- [Task instructions] In the data below, locate each line with the word "this" and list it.

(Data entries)
** begin **

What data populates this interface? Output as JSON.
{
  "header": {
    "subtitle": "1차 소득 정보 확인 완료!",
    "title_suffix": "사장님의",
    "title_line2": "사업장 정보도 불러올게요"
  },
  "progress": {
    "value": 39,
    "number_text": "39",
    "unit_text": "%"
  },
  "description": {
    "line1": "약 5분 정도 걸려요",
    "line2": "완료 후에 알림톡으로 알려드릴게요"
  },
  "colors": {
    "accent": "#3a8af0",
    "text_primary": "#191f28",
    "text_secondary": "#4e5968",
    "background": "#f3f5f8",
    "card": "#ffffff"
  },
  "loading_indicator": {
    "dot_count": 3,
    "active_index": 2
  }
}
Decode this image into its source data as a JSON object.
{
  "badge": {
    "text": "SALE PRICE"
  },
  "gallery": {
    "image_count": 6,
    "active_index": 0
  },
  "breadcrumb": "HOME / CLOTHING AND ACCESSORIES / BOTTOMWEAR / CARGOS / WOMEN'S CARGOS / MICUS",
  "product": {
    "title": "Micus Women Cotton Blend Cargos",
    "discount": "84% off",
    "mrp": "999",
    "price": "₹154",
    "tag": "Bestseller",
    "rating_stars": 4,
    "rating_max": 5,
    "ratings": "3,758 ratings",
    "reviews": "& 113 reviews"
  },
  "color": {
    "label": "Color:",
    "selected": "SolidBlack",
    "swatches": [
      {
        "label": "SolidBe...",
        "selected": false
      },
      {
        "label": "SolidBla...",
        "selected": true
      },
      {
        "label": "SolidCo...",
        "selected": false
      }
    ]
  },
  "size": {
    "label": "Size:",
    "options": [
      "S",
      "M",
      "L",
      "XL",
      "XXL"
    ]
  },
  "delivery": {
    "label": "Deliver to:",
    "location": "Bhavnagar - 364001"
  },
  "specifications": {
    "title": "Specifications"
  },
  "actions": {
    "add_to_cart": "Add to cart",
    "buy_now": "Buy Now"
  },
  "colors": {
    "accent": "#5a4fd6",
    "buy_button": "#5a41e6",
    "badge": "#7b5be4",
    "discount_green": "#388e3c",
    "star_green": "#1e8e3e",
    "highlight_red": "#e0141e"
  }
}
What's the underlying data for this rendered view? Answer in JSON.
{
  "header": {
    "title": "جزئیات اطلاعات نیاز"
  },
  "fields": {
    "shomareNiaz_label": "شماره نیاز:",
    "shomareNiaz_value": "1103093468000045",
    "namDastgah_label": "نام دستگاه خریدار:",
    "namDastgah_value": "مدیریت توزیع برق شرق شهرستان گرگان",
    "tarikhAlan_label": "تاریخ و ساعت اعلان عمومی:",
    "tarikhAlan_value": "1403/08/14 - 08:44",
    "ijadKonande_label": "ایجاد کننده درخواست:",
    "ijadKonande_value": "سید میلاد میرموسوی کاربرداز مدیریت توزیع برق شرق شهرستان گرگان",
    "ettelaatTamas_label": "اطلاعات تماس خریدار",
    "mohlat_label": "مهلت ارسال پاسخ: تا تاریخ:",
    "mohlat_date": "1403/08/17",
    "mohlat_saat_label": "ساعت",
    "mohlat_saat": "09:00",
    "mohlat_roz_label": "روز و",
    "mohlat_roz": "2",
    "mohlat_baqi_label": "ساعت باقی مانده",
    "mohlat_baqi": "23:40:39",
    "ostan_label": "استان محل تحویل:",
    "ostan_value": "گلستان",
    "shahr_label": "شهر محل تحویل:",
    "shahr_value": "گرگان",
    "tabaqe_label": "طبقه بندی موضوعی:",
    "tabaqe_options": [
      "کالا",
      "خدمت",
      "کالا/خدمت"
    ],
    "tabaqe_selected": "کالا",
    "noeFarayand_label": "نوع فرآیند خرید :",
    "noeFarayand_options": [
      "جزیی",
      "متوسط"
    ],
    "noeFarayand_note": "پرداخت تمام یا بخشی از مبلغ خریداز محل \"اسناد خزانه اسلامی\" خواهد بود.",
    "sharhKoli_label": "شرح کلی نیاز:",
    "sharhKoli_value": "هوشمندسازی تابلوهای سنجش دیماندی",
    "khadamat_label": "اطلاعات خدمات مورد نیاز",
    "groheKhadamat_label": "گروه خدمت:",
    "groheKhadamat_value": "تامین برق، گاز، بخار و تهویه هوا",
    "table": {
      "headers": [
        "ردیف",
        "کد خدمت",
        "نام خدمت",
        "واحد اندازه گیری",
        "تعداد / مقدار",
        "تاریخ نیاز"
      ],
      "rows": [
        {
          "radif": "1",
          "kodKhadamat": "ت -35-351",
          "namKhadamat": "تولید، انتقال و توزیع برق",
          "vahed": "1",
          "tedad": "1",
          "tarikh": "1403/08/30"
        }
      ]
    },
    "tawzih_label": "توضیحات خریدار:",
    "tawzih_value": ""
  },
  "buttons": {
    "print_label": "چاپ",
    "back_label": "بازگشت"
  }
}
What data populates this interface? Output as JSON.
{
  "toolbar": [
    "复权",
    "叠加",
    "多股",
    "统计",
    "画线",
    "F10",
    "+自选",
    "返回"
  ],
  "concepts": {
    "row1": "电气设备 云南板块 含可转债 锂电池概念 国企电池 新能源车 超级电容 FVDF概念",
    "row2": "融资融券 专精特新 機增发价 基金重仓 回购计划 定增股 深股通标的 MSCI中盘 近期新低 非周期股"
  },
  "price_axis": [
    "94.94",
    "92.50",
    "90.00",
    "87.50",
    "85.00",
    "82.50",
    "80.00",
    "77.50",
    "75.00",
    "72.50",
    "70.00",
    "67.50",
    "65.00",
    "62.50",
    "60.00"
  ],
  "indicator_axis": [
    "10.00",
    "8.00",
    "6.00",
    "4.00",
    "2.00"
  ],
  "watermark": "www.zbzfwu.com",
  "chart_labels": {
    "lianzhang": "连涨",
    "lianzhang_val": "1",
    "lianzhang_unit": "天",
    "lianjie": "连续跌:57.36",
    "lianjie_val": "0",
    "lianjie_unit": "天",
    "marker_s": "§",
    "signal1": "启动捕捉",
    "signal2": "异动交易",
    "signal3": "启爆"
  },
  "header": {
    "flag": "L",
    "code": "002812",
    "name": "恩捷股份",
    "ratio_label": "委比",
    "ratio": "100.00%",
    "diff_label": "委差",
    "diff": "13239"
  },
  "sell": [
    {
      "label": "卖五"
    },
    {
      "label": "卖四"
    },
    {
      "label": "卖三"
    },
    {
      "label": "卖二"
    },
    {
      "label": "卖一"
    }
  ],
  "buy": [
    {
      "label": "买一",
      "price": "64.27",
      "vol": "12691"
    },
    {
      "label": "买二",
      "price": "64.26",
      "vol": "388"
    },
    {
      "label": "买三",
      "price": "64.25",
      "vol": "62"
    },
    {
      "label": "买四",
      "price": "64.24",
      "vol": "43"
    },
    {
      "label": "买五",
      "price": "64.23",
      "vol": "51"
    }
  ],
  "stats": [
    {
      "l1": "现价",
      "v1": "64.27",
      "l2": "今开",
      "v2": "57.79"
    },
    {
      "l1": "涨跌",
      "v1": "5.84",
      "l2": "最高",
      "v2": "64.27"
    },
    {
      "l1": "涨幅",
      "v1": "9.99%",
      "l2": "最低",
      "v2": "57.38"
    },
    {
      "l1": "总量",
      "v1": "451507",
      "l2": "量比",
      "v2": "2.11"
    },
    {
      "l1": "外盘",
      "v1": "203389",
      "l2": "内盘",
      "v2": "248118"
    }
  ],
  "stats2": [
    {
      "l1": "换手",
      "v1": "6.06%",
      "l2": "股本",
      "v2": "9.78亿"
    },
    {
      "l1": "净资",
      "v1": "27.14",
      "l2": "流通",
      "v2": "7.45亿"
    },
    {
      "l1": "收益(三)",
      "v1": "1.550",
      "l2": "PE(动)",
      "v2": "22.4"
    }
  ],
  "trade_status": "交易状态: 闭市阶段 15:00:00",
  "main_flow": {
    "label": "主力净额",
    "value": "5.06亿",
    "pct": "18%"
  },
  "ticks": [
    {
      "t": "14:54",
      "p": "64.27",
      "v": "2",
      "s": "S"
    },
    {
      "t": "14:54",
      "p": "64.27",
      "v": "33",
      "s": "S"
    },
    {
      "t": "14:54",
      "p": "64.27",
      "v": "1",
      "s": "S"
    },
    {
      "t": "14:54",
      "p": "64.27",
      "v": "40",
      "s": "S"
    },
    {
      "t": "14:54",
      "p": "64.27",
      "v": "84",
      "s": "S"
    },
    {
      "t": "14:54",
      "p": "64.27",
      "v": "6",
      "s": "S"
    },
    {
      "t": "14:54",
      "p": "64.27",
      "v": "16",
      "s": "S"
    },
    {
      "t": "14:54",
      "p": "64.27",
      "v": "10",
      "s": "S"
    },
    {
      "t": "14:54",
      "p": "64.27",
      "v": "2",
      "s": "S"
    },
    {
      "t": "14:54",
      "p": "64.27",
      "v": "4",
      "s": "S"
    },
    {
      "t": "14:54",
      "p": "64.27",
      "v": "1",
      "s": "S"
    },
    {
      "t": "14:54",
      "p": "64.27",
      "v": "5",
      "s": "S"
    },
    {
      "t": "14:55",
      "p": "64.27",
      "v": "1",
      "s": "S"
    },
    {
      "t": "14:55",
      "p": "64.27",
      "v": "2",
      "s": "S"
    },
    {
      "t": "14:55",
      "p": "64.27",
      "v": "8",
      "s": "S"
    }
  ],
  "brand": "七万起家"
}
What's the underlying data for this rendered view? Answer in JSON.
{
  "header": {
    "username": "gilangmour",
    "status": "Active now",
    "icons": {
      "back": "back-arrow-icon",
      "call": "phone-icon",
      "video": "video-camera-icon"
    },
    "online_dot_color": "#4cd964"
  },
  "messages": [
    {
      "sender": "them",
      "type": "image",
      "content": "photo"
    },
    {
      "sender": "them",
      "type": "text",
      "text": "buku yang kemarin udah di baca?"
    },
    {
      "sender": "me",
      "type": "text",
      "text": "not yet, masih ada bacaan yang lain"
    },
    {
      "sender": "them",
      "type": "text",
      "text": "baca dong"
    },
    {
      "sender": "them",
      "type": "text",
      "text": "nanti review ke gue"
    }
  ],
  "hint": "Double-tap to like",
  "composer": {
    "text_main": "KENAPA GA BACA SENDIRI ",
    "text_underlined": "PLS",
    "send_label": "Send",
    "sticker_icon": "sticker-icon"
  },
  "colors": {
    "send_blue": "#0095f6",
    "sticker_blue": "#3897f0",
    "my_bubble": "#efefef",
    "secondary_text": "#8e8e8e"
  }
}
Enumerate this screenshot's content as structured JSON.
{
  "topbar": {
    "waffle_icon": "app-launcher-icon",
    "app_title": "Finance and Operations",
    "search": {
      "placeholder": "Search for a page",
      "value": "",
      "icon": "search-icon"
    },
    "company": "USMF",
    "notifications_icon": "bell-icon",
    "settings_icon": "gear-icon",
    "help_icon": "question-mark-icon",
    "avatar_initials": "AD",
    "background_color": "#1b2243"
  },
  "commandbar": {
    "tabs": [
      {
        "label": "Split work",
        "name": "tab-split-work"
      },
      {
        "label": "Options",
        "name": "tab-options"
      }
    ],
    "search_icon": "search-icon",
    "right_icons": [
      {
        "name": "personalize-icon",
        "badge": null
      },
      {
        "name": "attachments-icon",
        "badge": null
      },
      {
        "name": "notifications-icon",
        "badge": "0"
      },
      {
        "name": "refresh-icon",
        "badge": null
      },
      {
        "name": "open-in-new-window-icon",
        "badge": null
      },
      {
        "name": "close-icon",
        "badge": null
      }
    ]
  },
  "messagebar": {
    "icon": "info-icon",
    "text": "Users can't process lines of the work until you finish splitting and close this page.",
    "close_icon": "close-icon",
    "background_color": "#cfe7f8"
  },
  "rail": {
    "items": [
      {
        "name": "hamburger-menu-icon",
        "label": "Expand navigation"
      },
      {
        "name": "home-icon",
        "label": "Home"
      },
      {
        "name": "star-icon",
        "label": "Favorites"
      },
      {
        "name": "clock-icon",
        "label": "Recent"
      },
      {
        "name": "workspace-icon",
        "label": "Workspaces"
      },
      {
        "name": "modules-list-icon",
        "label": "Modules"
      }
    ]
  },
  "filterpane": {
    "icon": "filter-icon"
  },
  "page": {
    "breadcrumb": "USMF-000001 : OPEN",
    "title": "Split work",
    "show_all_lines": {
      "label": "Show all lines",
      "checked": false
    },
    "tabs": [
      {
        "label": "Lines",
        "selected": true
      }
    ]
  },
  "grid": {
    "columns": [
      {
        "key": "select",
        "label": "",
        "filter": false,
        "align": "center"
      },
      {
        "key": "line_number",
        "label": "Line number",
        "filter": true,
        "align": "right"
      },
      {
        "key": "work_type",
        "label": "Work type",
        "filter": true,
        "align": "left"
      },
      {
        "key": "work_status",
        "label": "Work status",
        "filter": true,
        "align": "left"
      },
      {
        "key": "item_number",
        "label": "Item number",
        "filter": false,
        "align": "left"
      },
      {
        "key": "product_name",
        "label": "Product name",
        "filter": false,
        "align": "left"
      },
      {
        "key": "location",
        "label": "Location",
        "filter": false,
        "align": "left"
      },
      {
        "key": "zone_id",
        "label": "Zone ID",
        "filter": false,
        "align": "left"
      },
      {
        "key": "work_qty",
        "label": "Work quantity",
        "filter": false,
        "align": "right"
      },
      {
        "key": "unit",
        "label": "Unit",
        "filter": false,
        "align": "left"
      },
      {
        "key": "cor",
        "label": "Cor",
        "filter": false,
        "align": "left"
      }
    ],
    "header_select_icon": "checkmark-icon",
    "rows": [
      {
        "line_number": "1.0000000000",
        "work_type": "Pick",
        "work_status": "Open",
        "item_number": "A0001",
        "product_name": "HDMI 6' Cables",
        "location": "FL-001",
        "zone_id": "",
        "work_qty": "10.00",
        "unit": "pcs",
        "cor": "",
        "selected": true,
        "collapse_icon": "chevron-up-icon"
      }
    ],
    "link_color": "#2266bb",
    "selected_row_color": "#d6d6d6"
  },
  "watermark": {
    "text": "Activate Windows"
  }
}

** end **

- [Written response]
What data populates this interface? Output as JSON.
Decode this image into its source data as a JSON object.
What's the underlying data for this rendered view? Answer in JSON.
What data populates this interface? Output as JSON.
What's the underlying data for this rendered view? Answer in JSON.
Enumerate this screenshot's content as structured JSON.
    "text": "Users can't process lines of the work until you finish splitting and close this page.",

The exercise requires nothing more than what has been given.